** WORK TO BE COMPLETED **
Check each line of the listing for the string "nhìn", count the lines that have it, and answer with that number only.

** SUPPLIED INFORMATION **
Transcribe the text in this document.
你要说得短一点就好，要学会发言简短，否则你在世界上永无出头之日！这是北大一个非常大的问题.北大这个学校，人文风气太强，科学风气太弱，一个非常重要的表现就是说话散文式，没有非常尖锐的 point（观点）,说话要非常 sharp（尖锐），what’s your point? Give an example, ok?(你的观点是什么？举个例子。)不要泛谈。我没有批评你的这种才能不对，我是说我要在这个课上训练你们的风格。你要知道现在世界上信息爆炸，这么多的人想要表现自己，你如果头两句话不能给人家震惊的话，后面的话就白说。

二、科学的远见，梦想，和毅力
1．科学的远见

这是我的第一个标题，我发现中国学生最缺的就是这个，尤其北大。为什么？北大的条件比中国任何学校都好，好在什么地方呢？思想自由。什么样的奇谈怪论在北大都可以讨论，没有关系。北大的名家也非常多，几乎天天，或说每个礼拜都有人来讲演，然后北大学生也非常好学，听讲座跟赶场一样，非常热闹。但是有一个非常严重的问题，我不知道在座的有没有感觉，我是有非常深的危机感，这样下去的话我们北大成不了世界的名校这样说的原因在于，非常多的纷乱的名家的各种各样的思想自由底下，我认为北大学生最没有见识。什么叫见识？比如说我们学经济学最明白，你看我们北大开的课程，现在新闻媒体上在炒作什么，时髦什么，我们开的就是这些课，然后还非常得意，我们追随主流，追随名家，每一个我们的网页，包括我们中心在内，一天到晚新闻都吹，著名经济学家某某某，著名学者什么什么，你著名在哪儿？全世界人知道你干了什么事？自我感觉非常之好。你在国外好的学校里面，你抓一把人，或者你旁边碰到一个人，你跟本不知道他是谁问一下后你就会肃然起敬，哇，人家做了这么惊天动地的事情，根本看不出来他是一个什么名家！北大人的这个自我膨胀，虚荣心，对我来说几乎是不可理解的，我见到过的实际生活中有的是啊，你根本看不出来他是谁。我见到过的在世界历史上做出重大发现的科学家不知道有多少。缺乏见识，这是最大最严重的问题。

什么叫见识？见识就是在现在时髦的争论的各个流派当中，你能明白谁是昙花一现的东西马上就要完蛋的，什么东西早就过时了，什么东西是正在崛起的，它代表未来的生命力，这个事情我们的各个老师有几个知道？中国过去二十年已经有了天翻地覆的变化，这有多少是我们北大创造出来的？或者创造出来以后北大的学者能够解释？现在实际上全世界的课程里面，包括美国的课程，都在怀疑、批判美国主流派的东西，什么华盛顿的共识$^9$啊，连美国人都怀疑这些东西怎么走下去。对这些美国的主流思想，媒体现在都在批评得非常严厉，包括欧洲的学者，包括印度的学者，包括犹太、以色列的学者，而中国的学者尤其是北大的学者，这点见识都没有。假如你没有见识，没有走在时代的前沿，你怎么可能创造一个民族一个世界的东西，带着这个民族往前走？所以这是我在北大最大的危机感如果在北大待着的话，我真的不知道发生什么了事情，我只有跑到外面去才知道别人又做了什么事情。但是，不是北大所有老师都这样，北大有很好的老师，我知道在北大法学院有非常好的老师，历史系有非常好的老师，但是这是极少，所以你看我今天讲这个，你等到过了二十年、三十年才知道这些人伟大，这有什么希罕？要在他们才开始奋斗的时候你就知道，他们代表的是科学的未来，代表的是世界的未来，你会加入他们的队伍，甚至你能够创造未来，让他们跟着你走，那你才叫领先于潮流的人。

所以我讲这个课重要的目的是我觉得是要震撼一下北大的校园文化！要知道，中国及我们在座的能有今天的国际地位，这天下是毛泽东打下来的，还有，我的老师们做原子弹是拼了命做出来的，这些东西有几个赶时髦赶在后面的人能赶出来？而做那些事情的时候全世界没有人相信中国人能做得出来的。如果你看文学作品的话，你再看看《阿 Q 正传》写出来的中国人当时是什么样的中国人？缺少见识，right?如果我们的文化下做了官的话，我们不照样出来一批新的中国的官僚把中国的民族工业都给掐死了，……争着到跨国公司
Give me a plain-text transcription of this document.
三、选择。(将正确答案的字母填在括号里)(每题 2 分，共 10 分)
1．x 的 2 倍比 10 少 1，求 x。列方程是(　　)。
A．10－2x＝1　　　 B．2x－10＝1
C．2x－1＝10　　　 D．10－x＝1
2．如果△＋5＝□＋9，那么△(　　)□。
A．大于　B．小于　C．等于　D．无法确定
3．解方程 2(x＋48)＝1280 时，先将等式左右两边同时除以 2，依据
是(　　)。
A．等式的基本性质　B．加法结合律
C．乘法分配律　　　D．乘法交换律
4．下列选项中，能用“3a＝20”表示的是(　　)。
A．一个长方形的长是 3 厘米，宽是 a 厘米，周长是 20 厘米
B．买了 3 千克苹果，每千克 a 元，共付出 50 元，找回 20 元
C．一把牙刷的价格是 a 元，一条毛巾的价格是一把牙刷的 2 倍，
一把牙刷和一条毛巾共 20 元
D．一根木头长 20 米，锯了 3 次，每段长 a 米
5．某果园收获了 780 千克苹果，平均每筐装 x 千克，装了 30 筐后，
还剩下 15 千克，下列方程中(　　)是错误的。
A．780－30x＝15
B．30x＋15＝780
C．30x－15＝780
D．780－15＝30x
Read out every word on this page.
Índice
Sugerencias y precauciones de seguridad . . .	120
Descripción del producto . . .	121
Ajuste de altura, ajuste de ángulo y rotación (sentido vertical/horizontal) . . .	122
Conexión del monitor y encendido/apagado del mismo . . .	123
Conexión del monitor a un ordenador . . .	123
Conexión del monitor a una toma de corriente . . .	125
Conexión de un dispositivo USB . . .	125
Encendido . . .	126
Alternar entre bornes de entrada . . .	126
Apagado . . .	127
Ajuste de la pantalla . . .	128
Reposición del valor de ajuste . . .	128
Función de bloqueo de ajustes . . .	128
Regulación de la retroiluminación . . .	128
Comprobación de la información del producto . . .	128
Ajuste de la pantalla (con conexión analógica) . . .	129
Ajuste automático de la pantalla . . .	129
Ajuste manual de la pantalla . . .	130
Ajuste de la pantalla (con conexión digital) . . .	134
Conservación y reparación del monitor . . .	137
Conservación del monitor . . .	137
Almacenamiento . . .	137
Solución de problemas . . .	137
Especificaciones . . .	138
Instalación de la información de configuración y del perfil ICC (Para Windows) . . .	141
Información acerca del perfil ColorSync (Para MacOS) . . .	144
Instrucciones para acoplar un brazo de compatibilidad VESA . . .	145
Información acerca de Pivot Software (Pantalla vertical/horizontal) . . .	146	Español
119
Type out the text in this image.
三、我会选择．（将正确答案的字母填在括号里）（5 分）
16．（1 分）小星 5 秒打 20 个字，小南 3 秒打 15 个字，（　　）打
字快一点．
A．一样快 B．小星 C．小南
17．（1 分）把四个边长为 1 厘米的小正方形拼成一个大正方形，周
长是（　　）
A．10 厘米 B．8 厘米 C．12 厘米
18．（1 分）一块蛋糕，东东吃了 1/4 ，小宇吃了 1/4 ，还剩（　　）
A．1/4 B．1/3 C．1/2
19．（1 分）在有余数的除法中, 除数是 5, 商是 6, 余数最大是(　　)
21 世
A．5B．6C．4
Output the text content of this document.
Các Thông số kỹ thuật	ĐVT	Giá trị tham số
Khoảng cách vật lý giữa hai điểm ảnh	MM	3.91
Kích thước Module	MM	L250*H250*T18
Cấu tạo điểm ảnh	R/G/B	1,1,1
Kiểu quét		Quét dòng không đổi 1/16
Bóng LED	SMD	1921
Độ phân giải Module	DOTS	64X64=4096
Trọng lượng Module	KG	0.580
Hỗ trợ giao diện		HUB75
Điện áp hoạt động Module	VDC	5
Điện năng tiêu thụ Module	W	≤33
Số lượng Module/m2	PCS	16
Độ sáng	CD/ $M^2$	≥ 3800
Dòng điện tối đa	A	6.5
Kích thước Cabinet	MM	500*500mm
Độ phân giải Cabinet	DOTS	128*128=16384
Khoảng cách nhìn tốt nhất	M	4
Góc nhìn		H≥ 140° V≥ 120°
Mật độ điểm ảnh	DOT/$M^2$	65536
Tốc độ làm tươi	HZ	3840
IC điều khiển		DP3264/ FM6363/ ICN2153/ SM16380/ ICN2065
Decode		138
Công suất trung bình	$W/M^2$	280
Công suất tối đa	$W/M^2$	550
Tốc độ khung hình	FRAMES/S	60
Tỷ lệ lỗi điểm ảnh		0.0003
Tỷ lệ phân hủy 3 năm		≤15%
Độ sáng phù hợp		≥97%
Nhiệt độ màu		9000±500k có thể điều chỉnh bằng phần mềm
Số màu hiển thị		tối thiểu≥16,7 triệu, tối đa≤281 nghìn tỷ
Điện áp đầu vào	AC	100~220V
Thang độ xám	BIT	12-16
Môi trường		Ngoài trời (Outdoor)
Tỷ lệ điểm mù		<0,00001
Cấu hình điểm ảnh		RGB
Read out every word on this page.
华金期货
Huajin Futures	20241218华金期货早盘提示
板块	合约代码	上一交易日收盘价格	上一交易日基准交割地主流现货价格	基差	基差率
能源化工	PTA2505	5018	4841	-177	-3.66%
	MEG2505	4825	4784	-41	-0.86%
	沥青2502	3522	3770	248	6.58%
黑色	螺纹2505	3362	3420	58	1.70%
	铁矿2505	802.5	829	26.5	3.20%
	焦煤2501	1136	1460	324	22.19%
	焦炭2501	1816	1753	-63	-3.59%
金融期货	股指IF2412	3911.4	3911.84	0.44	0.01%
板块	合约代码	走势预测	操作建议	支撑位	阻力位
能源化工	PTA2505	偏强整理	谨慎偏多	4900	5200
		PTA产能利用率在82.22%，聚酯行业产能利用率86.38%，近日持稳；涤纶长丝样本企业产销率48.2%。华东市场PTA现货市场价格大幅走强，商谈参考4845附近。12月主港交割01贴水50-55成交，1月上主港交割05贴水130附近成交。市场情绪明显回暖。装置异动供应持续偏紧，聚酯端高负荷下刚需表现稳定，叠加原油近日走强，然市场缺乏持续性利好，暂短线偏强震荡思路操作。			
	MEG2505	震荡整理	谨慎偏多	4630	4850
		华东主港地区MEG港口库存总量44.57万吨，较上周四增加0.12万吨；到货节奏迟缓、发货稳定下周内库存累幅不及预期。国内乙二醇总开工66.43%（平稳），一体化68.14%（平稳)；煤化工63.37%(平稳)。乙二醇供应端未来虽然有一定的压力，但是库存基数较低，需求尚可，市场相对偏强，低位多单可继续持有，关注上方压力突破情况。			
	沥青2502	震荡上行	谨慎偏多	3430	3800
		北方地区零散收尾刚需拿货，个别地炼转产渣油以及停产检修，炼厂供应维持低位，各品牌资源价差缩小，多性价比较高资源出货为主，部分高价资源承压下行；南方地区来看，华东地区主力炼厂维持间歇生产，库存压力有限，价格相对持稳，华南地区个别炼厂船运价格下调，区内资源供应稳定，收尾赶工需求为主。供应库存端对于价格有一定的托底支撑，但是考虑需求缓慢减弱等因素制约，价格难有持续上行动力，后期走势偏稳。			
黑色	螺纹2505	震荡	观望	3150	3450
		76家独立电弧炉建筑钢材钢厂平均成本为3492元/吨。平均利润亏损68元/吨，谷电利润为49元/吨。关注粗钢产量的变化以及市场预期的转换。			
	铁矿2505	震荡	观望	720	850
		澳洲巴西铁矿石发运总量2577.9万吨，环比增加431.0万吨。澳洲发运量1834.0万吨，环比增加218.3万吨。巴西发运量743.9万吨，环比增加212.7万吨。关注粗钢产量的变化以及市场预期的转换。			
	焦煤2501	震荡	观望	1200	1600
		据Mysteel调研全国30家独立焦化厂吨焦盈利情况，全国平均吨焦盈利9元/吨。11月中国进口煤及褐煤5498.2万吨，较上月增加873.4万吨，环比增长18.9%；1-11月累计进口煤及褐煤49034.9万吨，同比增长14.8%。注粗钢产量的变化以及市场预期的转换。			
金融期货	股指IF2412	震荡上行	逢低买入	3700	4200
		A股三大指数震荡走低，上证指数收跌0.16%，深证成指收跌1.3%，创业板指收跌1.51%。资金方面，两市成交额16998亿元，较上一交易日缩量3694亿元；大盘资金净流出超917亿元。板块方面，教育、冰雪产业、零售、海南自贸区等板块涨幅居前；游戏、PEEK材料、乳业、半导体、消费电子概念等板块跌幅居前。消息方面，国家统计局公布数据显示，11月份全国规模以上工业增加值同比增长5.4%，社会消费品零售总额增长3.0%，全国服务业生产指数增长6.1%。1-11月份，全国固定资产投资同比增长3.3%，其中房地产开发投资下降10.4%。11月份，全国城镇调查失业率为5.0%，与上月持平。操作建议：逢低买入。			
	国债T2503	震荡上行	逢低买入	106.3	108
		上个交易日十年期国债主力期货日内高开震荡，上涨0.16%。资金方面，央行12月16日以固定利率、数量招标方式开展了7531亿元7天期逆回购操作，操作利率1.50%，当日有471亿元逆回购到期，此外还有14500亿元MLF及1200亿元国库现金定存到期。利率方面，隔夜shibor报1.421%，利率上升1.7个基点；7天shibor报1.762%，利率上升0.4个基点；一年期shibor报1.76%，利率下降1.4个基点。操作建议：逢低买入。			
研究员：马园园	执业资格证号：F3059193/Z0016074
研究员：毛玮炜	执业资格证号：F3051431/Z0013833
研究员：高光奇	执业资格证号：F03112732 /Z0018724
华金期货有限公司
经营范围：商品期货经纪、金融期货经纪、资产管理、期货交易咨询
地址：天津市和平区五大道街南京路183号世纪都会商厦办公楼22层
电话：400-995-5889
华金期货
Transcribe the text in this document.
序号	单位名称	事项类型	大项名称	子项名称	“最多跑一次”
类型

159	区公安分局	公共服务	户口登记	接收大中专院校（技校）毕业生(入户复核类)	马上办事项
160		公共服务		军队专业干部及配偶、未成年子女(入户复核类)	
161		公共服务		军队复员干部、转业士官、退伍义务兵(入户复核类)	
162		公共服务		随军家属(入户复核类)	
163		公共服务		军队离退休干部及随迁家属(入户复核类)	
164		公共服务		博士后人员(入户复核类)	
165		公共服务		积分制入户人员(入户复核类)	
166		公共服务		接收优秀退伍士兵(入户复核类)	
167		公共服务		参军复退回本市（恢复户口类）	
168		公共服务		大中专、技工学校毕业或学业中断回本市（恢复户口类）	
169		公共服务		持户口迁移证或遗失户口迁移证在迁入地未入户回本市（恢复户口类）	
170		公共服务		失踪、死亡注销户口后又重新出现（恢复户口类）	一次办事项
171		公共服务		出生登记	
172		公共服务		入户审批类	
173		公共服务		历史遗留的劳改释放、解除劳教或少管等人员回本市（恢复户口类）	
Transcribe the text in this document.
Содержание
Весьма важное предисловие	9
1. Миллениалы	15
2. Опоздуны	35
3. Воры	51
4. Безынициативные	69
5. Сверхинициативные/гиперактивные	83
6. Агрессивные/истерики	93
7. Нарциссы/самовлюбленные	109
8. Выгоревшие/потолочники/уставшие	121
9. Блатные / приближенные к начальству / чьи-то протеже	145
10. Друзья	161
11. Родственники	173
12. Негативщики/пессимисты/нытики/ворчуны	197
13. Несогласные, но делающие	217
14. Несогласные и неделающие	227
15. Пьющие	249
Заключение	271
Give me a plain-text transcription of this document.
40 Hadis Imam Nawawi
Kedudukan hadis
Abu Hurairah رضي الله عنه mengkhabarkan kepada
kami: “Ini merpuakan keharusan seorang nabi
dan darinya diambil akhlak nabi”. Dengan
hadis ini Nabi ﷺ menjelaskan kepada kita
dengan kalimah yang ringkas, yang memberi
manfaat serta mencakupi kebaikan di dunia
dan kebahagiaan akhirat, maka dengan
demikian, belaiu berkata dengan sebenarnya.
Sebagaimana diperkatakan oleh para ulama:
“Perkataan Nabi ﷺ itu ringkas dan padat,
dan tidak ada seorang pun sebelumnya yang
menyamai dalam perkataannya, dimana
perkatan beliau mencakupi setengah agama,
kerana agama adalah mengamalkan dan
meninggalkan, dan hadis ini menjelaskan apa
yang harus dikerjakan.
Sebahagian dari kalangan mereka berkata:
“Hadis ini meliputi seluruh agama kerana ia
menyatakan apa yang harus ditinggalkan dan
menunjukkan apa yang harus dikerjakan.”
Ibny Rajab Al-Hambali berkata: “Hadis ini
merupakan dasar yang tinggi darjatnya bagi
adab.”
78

** TASK OUTPUT **
2